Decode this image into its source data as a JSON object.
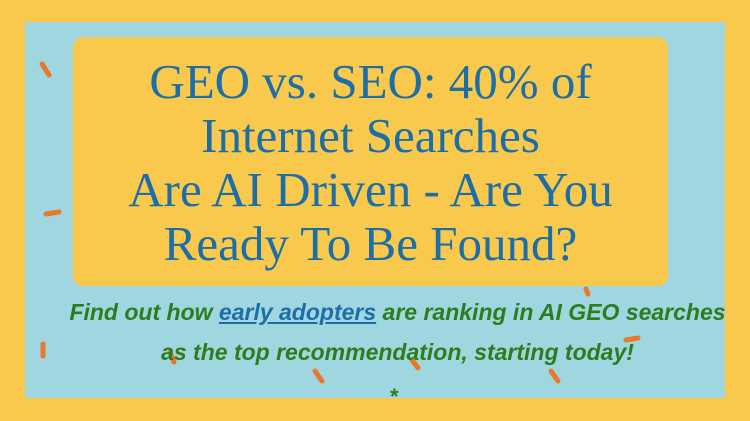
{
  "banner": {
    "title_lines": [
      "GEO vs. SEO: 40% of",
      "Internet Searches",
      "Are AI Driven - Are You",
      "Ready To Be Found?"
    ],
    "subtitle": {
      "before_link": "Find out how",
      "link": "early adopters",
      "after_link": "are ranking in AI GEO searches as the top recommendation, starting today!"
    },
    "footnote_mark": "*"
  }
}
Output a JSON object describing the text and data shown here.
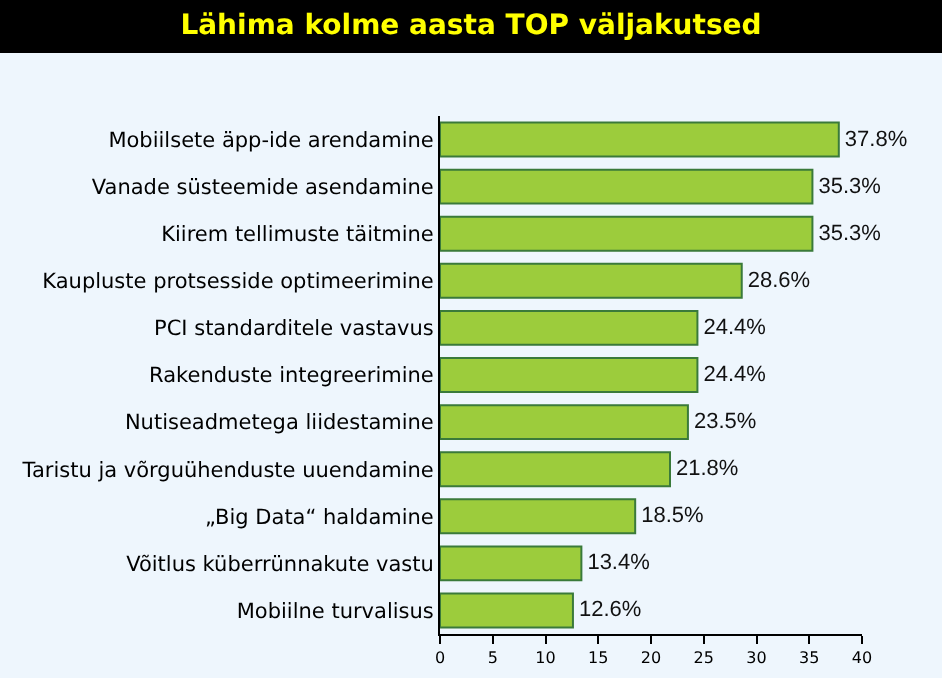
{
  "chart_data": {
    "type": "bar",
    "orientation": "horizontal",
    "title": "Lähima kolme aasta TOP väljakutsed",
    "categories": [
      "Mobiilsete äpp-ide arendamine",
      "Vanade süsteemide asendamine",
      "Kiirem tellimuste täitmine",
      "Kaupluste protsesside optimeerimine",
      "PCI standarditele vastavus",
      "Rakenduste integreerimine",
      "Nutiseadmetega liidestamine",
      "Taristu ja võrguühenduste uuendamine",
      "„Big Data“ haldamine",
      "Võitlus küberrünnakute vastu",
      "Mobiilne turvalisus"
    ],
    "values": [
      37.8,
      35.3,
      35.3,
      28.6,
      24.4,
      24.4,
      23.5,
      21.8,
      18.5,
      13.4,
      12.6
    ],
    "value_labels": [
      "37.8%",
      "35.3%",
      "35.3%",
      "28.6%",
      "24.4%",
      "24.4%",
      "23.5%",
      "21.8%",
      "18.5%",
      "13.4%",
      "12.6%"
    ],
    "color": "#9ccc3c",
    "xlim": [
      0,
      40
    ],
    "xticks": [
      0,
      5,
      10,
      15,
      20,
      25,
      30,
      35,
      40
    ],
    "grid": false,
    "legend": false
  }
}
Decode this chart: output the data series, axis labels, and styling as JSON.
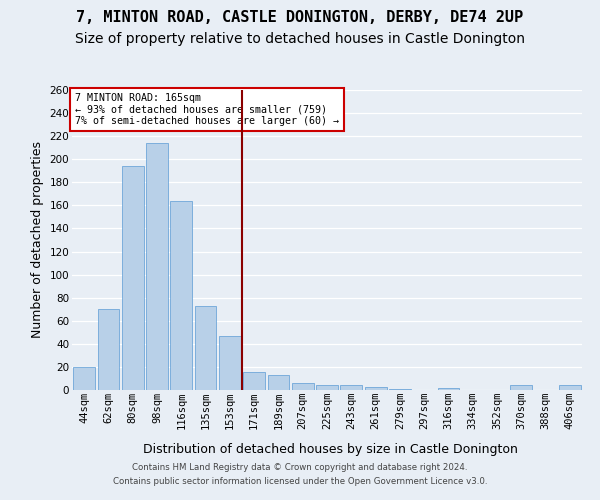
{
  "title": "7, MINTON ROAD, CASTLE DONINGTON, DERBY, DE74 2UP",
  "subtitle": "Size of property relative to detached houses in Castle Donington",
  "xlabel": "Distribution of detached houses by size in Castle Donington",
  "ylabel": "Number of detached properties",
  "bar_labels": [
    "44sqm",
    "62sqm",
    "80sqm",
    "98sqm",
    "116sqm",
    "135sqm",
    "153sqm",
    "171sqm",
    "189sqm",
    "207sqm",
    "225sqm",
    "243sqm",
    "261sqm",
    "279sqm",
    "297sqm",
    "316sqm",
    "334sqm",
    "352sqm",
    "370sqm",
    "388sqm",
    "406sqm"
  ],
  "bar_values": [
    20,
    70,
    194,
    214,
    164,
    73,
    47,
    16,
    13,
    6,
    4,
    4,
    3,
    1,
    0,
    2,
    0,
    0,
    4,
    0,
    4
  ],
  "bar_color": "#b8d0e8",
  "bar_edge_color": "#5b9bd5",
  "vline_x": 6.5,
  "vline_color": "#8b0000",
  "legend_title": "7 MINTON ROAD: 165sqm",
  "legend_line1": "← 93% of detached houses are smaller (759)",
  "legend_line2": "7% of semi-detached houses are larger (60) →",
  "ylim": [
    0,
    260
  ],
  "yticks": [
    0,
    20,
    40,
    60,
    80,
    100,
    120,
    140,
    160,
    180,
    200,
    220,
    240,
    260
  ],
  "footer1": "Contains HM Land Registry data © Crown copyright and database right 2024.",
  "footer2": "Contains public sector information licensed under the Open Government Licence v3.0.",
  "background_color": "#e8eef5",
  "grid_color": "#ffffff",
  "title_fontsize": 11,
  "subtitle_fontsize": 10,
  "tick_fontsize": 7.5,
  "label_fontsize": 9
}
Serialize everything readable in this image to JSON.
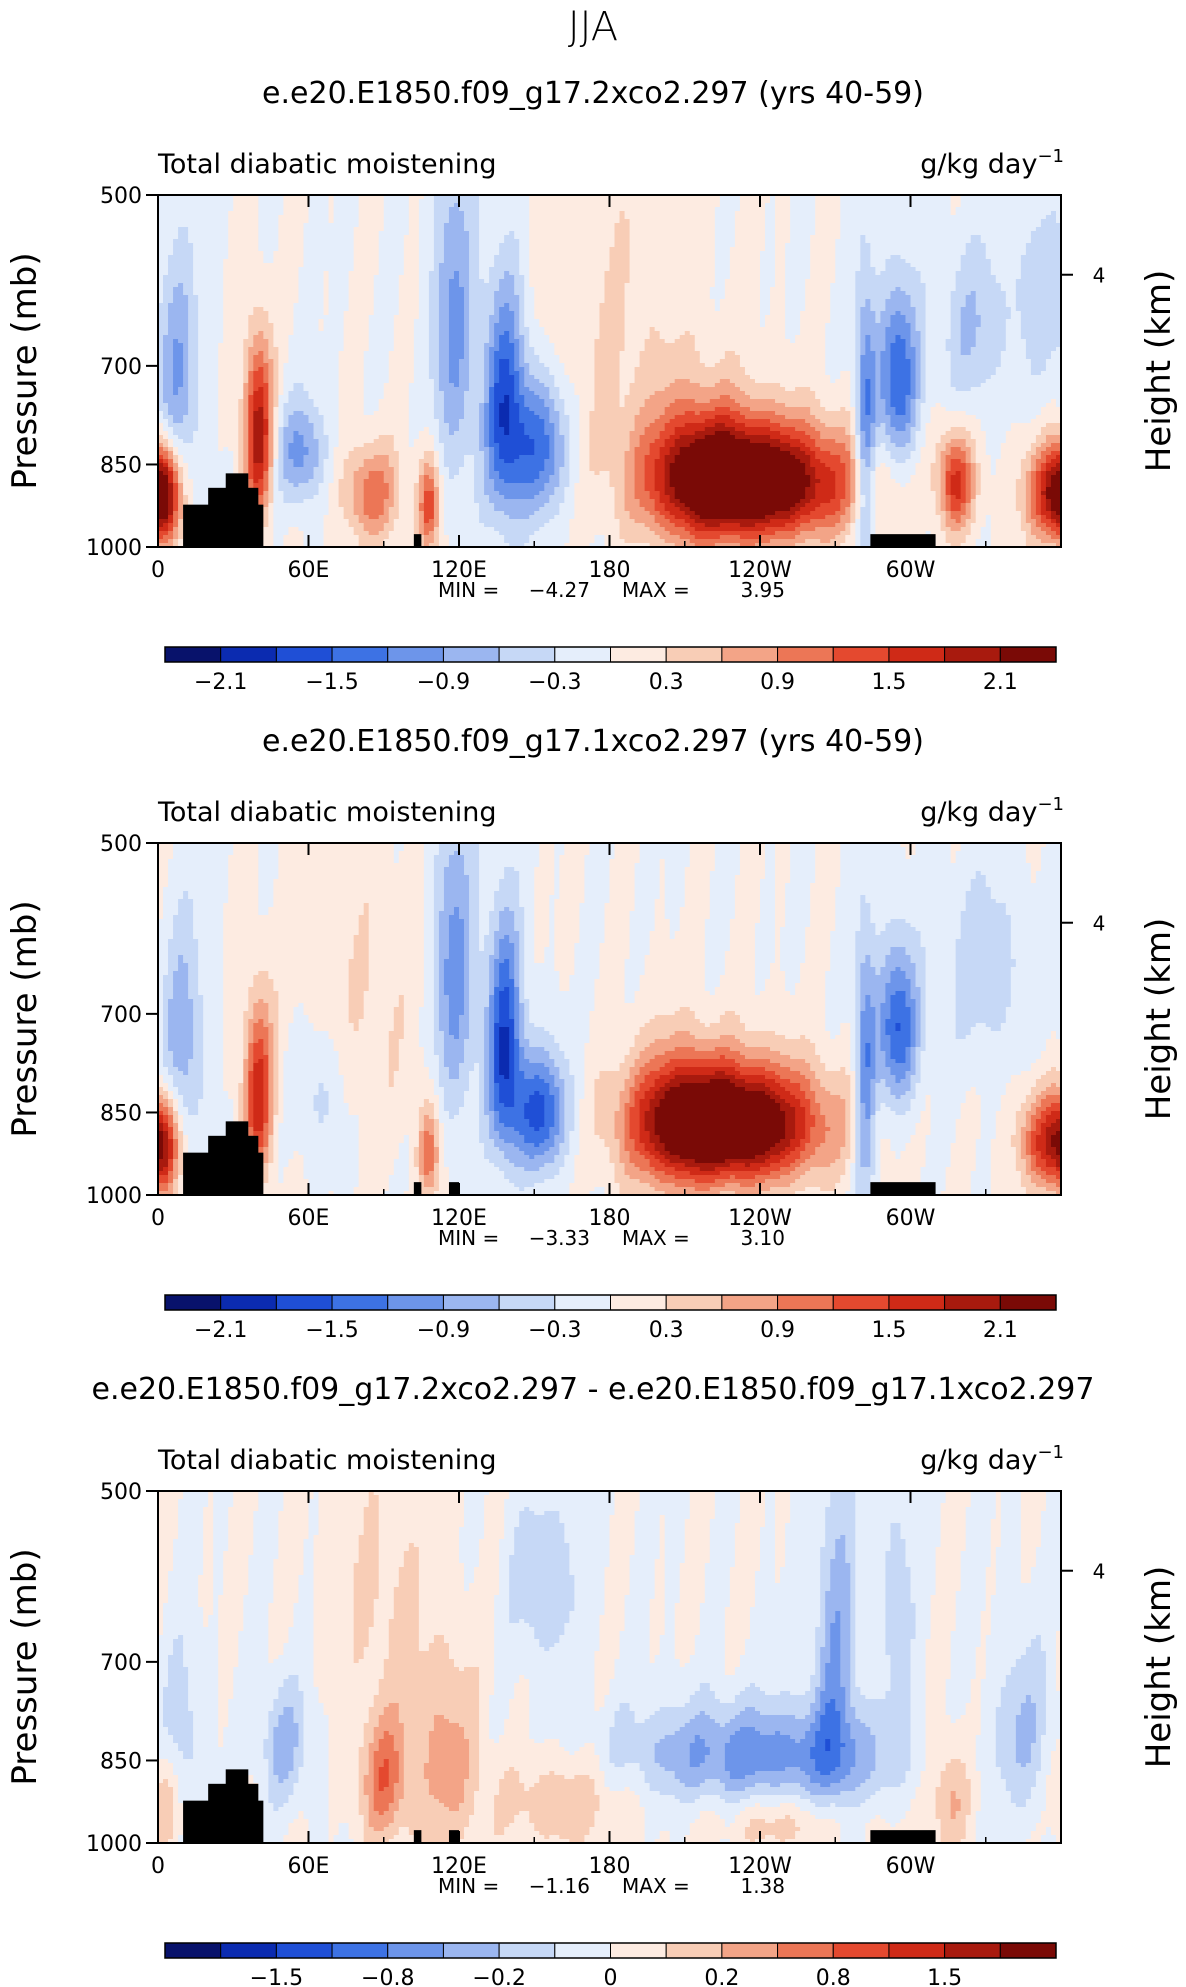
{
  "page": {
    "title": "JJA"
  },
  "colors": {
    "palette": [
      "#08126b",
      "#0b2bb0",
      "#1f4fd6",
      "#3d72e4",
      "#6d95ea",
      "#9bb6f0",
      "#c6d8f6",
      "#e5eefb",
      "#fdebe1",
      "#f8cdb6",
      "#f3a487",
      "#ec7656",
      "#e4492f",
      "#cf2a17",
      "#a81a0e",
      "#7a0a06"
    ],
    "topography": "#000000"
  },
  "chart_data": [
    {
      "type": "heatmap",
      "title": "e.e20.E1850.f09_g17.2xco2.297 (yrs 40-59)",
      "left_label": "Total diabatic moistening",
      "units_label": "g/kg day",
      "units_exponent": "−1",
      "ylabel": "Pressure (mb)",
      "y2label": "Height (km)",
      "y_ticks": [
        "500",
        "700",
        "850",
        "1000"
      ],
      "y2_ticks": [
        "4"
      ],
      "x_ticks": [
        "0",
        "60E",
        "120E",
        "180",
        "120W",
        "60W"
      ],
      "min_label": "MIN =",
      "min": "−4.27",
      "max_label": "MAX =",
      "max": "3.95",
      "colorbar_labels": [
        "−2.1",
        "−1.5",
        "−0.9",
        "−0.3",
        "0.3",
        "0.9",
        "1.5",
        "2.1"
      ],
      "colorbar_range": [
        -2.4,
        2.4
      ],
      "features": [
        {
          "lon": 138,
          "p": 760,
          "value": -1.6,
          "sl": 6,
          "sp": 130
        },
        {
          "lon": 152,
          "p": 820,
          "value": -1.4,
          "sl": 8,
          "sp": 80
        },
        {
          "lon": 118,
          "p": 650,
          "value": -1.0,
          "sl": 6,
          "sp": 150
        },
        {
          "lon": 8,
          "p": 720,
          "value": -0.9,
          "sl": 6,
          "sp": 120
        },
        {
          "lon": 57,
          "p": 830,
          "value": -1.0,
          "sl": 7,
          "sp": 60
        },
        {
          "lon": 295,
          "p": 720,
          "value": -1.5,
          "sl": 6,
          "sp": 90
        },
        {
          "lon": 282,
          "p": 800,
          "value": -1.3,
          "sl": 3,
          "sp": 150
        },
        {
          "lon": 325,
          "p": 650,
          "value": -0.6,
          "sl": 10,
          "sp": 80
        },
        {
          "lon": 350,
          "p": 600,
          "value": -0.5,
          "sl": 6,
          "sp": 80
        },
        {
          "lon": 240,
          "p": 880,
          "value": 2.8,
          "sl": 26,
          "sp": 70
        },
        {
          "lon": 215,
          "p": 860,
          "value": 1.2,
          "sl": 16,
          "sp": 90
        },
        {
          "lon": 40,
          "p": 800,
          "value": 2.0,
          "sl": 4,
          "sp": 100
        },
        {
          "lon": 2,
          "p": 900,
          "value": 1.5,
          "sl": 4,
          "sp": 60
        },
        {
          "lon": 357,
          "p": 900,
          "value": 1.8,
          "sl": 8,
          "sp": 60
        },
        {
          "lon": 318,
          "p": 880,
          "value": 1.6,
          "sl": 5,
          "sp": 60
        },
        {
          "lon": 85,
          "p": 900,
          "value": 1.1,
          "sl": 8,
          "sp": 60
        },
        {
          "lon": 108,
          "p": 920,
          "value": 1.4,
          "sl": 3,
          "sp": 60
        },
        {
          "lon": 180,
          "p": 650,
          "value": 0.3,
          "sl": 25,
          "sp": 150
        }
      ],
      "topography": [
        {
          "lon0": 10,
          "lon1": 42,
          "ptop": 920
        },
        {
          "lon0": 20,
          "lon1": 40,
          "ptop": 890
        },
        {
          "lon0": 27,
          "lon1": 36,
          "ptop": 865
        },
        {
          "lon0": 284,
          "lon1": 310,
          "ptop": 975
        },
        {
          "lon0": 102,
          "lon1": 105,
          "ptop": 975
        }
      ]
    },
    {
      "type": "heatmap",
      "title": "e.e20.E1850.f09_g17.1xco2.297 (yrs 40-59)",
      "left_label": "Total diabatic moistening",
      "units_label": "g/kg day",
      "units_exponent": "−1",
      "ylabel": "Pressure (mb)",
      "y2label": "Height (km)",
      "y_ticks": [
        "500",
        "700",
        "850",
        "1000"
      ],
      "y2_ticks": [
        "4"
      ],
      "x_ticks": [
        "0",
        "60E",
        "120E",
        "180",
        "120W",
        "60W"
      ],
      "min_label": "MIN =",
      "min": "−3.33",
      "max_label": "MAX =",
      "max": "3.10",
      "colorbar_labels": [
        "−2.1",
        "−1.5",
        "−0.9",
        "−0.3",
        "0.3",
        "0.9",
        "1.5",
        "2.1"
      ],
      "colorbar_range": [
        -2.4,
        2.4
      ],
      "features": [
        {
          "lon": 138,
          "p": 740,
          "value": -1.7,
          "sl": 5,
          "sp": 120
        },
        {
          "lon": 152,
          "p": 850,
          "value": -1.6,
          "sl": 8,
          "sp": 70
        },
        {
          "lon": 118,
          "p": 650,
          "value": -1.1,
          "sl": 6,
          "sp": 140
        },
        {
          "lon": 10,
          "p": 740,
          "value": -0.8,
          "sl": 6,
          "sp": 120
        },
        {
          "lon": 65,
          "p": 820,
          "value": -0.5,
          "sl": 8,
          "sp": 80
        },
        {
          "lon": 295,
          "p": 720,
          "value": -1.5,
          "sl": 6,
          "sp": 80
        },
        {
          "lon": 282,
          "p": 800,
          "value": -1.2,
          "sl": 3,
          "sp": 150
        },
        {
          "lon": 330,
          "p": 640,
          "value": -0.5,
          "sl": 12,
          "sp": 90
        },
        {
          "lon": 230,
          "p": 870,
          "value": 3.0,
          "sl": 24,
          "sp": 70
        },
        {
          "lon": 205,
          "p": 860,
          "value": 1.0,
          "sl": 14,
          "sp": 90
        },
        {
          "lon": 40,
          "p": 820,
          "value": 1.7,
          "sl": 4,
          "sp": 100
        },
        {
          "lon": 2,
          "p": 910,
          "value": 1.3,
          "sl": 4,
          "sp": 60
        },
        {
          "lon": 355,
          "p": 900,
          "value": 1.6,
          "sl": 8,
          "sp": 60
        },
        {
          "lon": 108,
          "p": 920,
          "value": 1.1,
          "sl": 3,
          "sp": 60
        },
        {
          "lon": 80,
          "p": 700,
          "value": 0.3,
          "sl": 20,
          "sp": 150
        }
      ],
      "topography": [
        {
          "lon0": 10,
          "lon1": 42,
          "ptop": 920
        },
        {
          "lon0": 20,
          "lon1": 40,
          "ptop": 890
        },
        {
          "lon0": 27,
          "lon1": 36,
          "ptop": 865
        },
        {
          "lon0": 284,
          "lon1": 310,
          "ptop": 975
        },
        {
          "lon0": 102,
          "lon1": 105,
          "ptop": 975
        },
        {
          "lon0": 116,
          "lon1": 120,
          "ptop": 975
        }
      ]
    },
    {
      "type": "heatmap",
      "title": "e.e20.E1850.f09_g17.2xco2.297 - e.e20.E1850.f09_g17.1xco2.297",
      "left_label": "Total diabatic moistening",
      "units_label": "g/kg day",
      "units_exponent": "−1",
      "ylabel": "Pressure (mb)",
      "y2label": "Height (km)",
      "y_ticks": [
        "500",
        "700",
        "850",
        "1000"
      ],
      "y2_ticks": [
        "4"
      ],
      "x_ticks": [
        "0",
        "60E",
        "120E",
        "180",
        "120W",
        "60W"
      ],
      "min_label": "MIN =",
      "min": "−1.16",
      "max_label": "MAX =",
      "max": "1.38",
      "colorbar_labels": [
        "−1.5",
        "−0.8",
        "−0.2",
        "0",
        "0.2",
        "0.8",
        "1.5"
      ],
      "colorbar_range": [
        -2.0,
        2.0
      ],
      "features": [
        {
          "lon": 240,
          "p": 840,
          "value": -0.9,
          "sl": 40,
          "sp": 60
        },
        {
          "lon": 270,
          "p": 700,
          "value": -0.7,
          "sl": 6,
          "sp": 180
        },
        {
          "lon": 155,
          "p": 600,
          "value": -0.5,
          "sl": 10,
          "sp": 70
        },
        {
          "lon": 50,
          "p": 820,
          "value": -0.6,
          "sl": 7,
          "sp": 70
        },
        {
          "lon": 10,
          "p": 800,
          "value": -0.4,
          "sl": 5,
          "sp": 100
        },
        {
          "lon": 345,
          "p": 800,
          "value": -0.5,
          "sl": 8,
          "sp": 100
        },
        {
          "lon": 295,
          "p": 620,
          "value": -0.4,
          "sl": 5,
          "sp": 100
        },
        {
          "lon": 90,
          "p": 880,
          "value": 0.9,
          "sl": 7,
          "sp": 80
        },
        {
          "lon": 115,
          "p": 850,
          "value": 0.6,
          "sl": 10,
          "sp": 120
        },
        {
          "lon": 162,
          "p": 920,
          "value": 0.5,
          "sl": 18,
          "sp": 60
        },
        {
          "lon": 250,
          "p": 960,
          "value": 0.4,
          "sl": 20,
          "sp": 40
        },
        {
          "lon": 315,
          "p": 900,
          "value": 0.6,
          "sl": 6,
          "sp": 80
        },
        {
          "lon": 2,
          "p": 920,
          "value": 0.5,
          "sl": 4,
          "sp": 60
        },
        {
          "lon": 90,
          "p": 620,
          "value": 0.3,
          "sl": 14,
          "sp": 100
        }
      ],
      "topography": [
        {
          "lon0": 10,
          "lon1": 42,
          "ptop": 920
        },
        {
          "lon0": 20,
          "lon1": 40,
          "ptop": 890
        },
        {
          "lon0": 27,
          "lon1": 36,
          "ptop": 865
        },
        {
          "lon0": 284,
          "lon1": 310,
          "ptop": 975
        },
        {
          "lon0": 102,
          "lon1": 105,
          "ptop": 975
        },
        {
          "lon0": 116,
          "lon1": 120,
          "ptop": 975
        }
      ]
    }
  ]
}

-=-=-=-=-

__EXERCISE__. Count every line of the records that holds "Contains". State the number, nothing else.

__WRITTEN RESPONSE__. 2